--- PROVIDED INFORMATION ---
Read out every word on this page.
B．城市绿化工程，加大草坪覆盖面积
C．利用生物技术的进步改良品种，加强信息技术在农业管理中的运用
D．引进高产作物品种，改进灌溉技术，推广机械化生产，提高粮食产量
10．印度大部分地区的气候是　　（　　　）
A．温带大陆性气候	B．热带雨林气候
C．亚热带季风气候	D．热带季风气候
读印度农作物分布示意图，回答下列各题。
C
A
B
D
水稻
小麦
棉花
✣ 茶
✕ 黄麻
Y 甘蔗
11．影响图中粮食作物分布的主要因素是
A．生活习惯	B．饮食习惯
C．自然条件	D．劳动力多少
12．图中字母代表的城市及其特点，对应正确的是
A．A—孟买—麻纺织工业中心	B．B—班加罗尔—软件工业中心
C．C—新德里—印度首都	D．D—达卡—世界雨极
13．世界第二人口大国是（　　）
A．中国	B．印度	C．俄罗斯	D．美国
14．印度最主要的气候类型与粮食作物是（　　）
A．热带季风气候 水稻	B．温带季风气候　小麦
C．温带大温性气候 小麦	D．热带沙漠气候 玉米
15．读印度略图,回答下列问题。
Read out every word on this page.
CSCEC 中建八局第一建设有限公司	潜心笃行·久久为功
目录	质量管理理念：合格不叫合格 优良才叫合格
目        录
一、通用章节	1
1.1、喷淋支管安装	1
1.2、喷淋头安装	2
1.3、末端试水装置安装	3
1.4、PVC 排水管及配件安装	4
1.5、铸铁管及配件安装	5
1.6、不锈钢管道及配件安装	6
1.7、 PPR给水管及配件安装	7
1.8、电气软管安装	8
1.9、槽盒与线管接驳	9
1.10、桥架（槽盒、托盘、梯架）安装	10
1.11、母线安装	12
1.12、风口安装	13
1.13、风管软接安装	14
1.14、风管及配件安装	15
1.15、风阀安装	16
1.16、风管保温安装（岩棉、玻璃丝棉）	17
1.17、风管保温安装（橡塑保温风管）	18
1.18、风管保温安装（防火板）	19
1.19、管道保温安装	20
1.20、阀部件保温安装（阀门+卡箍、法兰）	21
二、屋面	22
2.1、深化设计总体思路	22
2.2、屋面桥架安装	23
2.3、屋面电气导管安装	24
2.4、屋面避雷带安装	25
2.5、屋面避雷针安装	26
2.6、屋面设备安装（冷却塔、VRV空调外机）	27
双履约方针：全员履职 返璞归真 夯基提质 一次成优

--- TASK OBJECTIVE ---
Write out the full set of records exactly as given.

--- THE REPLY ---
Read out every word on this page.
B．城市绿化工程，加大草坪覆盖面积
C．利用生物技术的进步改良品种，加强信息技术在农业管理中的运用
D．引进高产作物品种，改进灌溉技术，推广机械化生产，提高粮食产量
10．印度大部分地区的气候是　　（　　　）
A．温带大陆性气候	B．热带雨林气候
C．亚热带季风气候	D．热带季风气候
读印度农作物分布示意图，回答下列各题。
C
A
B
D
水稻
小麦
棉花
✣ 茶
✕ 黄麻
Y 甘蔗
11．影响图中粮食作物分布的主要因素是
A．生活习惯	B．饮食习惯
C．自然条件	D．劳动力多少
12．图中字母代表的城市及其特点，对应正确的是
A．A—孟买—麻纺织工业中心	B．B—班加罗尔—软件工业中心
C．C—新德里—印度首都	D．D—达卡—世界雨极
13．世界第二人口大国是（　　）
A．中国	B．印度	C．俄罗斯	D．美国
14．印度最主要的气候类型与粮食作物是（　　）
A．热带季风气候 水稻	B．温带季风气候　小麦
C．温带大温性气候 小麦	D．热带沙漠气候 玉米
15．读印度略图,回答下列问题。
Read out every word on this page.
CSCEC 中建八局第一建设有限公司	潜心笃行·久久为功
目录	质量管理理念：合格不叫合格 优良才叫合格
目        录
一、通用章节	1
1.1、喷淋支管安装	1
1.2、喷淋头安装	2
1.3、末端试水装置安装	3
1.4、PVC 排水管及配件安装	4
1.5、铸铁管及配件安装	5
1.6、不锈钢管道及配件安装	6
1.7、 PPR给水管及配件安装	7
1.8、电气软管安装	8
1.9、槽盒与线管接驳	9
1.10、桥架（槽盒、托盘、梯架）安装	10
1.11、母线安装	12
1.12、风口安装	13
1.13、风管软接安装	14
1.14、风管及配件安装	15
1.15、风阀安装	16
1.16、风管保温安装（岩棉、玻璃丝棉）	17
1.17、风管保温安装（橡塑保温风管）	18
1.18、风管保温安装（防火板）	19
1.19、管道保温安装	20
1.20、阀部件保温安装（阀门+卡箍、法兰）	21
二、屋面	22
2.1、深化设计总体思路	22
2.2、屋面桥架安装	23
2.3、屋面电气导管安装	24
2.4、屋面避雷带安装	25
2.5、屋面避雷针安装	26
2.6、屋面设备安装（冷却塔、VRV空调外机）	27
双履约方针：全员履职 返璞归真 夯基提质 一次成优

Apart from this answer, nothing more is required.